Direction: Copy every line that contains the string "again" from the entries below.

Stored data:
--

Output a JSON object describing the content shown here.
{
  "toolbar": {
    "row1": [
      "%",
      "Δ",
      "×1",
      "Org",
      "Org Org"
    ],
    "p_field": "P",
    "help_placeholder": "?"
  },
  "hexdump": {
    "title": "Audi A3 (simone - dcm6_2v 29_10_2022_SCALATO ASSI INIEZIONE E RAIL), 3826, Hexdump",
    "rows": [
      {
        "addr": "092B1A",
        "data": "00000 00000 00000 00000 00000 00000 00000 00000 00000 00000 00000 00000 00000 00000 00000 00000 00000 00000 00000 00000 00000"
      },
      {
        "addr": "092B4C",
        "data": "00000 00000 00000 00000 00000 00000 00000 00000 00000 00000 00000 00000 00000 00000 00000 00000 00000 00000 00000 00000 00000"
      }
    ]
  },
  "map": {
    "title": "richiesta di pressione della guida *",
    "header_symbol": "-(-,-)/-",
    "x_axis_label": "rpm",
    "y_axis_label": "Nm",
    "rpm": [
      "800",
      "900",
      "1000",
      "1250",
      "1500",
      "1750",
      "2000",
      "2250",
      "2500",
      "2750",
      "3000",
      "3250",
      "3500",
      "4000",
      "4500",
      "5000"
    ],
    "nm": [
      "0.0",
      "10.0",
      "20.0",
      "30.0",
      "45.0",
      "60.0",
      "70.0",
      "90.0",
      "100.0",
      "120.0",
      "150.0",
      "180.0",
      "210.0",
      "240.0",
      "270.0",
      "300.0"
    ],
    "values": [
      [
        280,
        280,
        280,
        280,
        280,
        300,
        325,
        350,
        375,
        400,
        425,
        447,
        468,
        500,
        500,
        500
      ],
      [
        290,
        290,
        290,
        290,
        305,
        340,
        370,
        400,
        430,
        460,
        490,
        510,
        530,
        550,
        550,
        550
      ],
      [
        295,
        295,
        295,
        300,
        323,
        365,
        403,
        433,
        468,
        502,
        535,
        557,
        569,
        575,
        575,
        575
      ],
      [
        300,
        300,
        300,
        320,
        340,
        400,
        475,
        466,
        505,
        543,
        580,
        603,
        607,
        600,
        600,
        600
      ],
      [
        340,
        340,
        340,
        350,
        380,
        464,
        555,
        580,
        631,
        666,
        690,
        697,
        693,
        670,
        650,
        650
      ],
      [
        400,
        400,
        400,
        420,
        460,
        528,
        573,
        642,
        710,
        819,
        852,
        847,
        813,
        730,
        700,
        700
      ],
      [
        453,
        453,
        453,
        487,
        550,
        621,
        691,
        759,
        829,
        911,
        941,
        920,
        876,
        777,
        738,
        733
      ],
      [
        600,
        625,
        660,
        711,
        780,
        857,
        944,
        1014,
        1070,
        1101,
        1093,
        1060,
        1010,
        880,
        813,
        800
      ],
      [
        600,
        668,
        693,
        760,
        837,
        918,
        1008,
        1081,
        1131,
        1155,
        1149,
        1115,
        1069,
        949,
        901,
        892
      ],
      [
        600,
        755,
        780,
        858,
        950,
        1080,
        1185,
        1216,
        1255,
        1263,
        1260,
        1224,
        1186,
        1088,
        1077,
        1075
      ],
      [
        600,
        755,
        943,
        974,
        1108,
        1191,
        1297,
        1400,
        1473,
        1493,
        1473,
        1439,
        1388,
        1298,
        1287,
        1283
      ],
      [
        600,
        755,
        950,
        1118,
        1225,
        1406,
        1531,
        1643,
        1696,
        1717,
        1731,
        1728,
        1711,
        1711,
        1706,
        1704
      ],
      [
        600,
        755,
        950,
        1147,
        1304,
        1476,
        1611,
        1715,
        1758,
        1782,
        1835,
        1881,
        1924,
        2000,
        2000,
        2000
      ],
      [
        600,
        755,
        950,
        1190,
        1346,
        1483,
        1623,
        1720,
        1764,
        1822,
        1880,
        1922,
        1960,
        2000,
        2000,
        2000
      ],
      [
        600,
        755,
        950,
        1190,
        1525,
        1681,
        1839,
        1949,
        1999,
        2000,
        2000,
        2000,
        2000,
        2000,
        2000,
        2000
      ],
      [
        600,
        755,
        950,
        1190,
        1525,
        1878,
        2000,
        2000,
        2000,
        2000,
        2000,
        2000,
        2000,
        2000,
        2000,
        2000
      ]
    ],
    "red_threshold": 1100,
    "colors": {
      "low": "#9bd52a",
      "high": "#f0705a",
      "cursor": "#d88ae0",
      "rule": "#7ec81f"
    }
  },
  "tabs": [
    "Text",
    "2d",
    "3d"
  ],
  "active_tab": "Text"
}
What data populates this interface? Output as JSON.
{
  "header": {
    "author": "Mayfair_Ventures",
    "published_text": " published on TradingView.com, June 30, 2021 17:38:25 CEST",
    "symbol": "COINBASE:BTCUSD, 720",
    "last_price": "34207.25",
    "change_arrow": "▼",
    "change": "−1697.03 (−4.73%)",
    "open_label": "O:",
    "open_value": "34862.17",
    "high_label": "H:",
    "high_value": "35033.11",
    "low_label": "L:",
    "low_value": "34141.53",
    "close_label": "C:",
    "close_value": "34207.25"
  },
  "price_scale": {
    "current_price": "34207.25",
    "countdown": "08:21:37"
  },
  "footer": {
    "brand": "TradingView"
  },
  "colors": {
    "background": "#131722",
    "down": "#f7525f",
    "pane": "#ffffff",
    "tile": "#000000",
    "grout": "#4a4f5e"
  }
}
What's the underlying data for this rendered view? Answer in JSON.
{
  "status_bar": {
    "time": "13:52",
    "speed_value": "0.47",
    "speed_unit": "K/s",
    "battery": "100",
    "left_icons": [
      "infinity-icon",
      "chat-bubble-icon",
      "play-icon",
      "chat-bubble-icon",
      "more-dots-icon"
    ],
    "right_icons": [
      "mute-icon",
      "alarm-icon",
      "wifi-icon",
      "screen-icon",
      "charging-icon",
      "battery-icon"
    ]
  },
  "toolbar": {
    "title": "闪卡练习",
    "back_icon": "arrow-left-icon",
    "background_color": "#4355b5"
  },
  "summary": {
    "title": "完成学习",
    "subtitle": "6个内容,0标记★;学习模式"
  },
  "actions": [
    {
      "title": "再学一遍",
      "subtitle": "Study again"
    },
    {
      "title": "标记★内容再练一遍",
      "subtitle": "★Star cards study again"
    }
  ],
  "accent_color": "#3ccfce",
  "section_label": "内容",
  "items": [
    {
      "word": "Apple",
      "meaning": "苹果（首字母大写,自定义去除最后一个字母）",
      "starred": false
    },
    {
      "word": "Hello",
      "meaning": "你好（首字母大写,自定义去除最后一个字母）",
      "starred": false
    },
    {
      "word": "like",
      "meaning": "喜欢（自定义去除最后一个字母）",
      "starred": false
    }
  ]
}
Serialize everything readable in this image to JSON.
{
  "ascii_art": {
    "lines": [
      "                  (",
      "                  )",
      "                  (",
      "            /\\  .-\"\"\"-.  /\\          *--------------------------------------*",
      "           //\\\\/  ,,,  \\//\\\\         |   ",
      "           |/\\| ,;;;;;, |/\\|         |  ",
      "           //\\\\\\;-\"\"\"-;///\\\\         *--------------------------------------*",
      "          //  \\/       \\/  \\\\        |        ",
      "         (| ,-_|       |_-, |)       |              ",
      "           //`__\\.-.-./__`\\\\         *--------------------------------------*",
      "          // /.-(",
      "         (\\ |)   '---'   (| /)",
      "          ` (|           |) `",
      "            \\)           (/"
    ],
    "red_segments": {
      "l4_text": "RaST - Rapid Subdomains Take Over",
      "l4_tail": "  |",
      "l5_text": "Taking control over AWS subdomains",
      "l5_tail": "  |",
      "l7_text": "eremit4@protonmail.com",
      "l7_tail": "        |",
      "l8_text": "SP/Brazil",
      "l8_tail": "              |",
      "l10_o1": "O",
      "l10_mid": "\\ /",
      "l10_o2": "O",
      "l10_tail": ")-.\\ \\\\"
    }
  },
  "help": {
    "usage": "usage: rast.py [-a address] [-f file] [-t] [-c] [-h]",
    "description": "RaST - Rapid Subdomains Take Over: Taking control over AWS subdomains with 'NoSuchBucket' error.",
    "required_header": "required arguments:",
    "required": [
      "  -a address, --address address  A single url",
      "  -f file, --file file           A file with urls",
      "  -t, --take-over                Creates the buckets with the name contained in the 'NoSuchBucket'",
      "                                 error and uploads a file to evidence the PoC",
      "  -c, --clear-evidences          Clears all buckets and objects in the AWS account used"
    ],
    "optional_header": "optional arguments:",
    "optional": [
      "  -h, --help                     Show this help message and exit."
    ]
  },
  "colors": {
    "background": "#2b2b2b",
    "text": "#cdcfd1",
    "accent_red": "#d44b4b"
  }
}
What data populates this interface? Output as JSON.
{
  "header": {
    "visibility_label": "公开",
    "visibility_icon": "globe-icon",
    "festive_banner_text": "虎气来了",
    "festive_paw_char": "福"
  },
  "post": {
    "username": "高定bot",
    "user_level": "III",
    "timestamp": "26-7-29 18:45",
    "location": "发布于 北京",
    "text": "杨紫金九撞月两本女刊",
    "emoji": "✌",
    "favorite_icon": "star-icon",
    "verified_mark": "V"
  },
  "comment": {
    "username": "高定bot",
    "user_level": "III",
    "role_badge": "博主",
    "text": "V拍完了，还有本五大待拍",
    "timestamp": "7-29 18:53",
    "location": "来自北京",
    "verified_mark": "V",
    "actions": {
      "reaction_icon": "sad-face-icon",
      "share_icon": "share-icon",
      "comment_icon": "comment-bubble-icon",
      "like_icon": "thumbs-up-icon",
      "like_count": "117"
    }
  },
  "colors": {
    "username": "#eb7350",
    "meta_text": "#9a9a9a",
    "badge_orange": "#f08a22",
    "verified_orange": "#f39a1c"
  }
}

--

Task output:
      "subtitle": "Study again"
      "subtitle": "★Star cards study again"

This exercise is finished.